Required work: The records below are split into lines. How many of those lines contain the string "NFPA"? Reply with the number only.

Exercise data:

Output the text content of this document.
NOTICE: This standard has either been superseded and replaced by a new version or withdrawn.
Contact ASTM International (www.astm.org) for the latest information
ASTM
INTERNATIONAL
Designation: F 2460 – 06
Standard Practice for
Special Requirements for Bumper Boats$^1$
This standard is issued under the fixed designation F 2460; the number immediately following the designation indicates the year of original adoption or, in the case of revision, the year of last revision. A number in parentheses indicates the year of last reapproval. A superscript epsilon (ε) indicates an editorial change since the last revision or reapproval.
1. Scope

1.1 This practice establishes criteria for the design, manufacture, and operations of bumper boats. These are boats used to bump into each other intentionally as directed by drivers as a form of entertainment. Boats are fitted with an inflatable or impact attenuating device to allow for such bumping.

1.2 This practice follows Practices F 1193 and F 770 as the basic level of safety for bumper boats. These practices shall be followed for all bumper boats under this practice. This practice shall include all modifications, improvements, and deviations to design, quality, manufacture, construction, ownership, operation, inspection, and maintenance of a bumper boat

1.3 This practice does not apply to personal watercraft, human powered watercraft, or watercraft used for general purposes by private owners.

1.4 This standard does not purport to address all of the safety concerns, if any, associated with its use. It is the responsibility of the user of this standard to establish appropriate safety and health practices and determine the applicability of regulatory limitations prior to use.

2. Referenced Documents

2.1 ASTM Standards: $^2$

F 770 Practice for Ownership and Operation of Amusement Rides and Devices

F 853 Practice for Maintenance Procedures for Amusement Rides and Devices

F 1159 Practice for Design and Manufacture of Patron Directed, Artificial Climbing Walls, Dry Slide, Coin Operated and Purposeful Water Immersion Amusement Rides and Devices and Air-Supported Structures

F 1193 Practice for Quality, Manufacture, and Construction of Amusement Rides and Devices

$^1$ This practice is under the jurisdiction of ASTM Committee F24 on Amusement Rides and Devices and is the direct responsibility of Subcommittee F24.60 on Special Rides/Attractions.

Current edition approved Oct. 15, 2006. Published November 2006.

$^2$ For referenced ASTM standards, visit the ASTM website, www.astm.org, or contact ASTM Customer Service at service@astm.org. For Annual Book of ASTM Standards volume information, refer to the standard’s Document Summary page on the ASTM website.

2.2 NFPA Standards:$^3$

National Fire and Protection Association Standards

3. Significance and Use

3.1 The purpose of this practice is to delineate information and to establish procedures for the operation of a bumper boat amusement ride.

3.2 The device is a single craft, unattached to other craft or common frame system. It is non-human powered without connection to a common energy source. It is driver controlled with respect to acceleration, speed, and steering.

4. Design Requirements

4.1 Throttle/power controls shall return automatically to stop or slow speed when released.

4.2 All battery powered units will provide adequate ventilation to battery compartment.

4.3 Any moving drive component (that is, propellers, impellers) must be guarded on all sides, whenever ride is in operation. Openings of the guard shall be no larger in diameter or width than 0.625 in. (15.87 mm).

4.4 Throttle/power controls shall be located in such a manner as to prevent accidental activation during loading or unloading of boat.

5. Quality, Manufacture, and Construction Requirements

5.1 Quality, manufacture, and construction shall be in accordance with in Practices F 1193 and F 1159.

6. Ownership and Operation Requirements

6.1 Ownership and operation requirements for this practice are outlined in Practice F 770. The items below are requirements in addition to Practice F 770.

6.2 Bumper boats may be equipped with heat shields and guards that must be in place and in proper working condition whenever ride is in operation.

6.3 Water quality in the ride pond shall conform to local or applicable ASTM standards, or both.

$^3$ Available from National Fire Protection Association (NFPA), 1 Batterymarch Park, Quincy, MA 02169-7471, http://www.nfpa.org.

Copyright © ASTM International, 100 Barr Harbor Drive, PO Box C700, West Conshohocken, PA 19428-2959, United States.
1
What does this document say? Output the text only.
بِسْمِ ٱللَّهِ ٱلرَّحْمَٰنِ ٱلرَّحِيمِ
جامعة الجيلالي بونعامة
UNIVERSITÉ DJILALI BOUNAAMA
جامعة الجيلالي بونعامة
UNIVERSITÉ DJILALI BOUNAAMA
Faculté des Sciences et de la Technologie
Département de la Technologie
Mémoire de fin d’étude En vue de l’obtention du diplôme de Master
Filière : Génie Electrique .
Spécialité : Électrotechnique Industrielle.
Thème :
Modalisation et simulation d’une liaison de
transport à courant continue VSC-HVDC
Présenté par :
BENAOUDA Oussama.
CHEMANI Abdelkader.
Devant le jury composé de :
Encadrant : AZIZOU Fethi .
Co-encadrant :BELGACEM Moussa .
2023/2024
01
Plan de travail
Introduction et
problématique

Exercise result: 2